*What is being asked*. Pick out each line below containing "xlabel".

(Records from a dataset)

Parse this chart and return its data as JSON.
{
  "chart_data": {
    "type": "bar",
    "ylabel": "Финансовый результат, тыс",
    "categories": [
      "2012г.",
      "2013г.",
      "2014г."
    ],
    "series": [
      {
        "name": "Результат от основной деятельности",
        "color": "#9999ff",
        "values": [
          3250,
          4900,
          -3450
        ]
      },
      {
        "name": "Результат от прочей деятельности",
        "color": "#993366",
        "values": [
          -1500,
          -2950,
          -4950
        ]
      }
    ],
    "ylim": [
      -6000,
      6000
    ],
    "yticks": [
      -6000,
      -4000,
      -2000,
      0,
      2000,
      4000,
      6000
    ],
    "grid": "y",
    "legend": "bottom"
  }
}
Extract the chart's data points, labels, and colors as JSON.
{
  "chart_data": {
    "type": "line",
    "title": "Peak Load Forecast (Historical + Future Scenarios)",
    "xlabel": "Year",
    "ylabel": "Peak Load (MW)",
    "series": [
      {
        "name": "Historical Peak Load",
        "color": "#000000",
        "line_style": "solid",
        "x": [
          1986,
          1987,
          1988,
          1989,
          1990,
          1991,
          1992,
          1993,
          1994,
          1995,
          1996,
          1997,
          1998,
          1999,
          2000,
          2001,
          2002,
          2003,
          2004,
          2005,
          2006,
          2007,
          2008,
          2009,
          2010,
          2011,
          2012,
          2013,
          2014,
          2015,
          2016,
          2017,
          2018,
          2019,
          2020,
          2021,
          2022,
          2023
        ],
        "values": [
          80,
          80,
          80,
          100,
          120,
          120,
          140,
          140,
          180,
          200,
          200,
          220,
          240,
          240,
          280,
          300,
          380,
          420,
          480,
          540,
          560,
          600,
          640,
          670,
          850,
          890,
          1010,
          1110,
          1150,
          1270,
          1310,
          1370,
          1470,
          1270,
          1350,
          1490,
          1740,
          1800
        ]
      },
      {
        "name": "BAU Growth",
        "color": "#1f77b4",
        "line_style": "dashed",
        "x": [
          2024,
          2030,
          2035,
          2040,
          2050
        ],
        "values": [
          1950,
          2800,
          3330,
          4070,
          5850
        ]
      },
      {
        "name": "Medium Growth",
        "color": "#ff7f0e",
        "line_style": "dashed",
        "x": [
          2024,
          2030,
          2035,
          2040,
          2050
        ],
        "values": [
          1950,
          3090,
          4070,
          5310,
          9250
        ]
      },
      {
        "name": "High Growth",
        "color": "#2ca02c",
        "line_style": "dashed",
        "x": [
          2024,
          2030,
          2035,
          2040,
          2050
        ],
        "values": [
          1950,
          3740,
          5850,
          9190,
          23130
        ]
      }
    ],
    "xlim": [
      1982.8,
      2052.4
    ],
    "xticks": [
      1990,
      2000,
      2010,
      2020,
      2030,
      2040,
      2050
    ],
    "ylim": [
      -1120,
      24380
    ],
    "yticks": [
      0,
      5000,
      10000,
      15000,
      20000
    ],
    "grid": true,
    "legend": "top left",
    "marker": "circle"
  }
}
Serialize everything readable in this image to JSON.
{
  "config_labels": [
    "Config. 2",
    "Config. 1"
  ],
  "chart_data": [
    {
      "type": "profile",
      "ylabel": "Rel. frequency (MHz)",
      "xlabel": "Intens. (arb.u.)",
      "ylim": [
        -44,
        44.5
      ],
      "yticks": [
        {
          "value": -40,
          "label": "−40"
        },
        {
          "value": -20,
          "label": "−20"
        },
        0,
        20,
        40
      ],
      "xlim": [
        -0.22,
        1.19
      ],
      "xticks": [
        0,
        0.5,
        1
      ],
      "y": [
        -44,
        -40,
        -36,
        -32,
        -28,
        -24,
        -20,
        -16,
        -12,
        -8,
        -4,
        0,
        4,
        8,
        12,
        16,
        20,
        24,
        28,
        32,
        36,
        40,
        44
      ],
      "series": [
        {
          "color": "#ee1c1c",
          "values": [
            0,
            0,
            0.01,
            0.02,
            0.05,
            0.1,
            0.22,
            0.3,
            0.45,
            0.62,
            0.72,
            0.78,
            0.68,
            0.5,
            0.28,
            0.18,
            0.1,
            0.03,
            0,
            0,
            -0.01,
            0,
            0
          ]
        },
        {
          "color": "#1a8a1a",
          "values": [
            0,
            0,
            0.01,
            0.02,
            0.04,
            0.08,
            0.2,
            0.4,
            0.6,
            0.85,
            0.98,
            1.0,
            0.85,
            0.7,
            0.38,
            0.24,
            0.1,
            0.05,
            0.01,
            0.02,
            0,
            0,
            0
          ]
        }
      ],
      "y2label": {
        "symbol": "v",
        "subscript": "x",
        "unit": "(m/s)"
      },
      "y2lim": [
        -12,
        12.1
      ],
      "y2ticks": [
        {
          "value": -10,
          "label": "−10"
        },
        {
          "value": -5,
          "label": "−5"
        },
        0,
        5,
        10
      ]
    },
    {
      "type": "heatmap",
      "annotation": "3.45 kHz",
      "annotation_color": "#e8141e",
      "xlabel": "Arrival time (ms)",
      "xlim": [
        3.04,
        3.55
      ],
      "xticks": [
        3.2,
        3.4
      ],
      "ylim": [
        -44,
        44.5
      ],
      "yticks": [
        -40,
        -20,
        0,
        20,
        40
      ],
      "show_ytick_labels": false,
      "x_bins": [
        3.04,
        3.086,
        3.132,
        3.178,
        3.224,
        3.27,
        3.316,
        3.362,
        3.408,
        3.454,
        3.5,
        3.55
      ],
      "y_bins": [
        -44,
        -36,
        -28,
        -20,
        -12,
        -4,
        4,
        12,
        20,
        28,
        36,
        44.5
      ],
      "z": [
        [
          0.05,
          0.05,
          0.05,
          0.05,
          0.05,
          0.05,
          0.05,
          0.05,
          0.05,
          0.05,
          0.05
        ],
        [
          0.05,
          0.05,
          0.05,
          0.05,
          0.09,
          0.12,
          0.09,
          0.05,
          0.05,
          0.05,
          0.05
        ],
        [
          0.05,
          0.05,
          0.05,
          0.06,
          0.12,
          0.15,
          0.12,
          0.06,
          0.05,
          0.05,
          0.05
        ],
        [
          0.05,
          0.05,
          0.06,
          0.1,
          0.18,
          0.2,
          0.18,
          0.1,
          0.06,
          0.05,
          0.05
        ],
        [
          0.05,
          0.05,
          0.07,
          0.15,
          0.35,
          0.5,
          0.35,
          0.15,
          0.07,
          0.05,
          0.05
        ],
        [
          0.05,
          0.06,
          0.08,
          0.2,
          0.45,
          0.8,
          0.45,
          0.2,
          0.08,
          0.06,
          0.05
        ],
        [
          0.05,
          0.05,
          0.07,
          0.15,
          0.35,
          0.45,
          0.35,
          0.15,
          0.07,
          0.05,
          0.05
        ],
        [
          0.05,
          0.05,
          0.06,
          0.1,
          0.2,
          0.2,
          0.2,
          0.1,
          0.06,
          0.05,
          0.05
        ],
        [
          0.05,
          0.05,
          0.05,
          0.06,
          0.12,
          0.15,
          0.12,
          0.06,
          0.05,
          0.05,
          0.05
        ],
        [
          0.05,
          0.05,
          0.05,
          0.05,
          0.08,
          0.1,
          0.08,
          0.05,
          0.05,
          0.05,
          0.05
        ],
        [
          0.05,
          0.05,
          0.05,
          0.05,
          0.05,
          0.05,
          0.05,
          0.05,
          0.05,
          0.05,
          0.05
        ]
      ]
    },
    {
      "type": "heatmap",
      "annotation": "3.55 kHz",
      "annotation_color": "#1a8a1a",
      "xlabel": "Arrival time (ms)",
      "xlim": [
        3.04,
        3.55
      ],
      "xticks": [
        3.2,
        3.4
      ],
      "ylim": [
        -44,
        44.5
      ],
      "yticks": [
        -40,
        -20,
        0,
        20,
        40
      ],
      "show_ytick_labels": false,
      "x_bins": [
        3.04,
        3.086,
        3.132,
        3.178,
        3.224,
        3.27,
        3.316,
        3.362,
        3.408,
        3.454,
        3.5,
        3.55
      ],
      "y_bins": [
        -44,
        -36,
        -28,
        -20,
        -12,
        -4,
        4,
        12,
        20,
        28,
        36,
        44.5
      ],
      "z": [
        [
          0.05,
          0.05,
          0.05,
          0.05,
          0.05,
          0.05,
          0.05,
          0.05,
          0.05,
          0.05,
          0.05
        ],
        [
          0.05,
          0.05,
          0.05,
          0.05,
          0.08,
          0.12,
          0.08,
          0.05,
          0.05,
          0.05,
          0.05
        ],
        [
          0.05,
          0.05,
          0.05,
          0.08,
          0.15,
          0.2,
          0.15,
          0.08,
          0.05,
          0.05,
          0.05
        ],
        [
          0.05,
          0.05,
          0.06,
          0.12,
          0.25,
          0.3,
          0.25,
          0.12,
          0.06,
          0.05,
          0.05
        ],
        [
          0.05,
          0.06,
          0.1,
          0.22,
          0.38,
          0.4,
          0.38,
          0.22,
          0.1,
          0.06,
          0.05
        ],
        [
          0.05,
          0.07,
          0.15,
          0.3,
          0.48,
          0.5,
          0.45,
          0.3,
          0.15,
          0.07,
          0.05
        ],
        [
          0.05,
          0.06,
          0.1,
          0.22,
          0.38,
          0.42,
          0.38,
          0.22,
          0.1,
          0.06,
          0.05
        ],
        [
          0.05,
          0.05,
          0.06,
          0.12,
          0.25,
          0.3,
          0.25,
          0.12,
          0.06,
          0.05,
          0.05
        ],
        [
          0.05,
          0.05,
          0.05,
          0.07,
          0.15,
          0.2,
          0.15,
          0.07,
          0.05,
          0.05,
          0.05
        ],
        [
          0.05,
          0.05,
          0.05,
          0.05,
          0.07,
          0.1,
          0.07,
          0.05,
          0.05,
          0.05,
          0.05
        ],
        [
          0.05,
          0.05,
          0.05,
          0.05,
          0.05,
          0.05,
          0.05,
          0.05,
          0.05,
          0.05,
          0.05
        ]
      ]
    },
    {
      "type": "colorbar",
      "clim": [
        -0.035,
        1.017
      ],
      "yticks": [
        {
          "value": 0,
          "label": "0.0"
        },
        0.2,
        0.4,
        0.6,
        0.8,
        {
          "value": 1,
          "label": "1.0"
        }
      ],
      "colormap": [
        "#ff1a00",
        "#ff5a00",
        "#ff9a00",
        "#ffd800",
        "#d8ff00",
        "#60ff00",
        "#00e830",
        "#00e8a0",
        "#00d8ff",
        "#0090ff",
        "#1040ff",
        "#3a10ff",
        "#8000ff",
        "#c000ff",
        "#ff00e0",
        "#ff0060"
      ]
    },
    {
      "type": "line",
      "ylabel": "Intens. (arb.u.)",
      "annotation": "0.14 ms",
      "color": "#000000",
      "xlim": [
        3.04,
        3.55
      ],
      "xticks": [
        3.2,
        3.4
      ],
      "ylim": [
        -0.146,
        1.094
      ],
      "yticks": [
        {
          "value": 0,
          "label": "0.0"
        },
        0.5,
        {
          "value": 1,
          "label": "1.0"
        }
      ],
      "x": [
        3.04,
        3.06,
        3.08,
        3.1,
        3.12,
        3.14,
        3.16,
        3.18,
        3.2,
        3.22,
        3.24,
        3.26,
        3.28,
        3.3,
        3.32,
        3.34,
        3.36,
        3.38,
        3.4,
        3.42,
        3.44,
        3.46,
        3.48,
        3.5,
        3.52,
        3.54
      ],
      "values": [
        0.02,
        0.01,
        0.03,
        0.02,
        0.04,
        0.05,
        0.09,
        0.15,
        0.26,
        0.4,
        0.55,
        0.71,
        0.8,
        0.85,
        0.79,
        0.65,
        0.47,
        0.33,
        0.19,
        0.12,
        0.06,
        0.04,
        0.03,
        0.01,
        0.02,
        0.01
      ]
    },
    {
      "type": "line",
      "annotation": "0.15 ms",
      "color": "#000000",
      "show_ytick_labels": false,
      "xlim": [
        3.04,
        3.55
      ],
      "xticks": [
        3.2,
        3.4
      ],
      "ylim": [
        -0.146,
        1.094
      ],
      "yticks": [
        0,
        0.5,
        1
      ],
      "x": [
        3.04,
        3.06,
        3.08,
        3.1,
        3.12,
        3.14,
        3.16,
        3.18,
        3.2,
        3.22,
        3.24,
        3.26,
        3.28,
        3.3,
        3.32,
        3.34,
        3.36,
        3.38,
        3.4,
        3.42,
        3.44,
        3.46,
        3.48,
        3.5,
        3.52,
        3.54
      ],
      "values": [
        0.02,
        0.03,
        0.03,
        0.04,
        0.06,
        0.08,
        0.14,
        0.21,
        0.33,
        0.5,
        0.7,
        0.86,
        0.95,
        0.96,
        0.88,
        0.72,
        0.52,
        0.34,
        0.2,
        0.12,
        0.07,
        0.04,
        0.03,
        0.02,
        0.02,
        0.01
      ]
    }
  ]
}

*Solved problem*.
    "xlabel": "Year",
      "xlabel": "Intens. (arb.u.)",
      "xlabel": "Arrival time (ms)",
      "xlabel": "Arrival time (ms)",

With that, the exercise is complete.